## Start

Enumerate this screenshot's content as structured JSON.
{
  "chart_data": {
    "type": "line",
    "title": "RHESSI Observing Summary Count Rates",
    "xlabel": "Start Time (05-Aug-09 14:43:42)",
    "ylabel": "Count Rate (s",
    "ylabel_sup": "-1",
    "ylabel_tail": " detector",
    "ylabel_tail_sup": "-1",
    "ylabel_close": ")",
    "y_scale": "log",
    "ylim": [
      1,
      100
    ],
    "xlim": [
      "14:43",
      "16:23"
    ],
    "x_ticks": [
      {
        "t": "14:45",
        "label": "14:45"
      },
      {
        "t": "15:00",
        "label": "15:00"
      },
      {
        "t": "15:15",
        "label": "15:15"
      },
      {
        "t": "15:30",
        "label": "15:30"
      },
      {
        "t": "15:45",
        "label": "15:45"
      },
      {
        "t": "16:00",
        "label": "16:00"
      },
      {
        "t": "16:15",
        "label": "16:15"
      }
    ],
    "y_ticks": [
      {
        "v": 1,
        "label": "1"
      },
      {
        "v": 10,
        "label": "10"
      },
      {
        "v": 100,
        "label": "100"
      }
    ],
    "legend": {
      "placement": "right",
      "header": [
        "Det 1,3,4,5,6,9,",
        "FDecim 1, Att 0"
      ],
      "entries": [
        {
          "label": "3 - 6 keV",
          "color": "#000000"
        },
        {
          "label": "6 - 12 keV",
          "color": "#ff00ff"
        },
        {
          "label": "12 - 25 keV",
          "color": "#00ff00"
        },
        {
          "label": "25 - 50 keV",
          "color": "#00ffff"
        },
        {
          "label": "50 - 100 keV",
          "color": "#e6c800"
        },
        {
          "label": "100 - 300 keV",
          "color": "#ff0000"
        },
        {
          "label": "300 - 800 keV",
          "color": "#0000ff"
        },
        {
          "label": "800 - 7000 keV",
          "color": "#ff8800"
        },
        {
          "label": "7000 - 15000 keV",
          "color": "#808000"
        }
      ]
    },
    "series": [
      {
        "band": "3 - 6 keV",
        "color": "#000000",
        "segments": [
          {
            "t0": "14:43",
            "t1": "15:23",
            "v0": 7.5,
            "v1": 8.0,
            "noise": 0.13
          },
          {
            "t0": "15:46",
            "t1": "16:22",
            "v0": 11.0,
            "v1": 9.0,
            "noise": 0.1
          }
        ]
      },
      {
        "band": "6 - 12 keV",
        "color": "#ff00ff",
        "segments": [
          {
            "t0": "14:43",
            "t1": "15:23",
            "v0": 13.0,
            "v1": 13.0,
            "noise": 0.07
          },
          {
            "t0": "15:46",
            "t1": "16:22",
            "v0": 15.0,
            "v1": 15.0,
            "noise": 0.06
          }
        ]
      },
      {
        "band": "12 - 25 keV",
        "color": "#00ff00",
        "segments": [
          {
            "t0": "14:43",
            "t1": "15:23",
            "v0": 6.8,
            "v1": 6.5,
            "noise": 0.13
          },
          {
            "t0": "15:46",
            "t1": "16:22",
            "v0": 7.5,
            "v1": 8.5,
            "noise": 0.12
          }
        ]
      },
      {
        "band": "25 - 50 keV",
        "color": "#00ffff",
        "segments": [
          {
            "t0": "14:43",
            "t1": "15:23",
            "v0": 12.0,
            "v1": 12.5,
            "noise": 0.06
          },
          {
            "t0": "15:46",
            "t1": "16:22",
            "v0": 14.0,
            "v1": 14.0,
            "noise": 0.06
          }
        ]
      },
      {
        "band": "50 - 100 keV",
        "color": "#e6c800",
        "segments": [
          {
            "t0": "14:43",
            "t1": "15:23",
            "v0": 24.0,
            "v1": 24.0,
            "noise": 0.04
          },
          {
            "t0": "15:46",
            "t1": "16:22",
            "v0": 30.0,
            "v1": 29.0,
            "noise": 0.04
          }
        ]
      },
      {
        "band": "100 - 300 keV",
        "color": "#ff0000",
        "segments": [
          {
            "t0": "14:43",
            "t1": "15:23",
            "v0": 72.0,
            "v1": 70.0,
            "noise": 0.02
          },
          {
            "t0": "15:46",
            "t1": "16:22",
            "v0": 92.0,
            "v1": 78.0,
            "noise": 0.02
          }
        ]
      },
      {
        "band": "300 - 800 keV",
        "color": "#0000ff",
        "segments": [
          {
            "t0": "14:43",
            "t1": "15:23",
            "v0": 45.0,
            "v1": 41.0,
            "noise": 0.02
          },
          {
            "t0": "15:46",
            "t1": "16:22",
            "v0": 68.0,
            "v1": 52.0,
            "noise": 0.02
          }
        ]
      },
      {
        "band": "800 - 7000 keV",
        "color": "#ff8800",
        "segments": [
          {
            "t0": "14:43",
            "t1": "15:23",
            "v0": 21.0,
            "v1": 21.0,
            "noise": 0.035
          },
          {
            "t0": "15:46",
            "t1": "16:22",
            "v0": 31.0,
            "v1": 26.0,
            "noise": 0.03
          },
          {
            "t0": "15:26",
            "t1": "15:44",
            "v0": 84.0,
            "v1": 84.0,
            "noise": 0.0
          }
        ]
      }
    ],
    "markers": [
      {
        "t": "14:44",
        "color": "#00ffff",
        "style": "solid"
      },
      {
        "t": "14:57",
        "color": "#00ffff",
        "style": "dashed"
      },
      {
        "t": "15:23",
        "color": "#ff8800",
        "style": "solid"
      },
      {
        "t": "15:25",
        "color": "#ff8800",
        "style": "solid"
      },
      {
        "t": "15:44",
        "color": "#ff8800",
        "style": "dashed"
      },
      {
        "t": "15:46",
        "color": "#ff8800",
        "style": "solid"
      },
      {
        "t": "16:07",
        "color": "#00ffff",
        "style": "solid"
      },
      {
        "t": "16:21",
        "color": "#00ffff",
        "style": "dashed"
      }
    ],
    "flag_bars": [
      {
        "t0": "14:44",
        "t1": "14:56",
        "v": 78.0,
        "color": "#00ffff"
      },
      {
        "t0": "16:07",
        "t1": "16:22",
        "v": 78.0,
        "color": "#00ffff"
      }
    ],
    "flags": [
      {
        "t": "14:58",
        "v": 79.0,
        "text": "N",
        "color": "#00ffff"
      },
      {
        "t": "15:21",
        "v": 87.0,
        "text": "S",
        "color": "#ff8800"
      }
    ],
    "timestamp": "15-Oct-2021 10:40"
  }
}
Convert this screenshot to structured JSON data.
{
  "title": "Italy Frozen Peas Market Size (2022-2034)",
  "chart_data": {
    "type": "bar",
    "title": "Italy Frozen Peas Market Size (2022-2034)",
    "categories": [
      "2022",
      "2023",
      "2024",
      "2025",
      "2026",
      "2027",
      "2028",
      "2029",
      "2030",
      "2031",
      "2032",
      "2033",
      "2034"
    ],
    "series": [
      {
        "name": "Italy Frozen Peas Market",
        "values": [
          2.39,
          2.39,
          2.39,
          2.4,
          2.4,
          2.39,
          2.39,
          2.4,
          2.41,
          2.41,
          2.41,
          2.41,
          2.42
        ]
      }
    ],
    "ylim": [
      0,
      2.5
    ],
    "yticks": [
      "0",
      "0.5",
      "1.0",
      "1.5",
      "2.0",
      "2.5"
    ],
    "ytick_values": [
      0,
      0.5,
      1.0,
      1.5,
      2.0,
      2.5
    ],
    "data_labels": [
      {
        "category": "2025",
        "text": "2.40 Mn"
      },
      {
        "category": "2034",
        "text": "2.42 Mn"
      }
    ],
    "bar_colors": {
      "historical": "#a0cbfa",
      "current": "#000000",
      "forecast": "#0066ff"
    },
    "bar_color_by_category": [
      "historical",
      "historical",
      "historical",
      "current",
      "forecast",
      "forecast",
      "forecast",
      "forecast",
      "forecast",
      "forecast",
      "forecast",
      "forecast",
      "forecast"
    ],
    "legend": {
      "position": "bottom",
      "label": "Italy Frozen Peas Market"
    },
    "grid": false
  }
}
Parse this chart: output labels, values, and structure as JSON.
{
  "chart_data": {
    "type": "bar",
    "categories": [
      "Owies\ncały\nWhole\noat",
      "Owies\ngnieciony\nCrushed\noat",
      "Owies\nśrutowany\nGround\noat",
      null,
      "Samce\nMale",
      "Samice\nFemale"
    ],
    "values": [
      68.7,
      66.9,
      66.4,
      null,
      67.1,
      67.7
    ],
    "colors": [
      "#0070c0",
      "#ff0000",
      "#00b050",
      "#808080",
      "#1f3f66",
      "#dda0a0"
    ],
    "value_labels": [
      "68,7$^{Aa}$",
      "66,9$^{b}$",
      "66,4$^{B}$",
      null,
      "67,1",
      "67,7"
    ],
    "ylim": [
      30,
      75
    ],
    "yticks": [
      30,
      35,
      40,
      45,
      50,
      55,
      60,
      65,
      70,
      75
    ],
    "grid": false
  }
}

## End

- WHAT YOU SHOULD DO -
Using the records above, list each line that includes "Size".

- SOLUTION TO THE PROBLEM -
  "title": "Italy Frozen Peas Market Size (2022-2034)",
    "title": "Italy Frozen Peas Market Size (2022-2034)",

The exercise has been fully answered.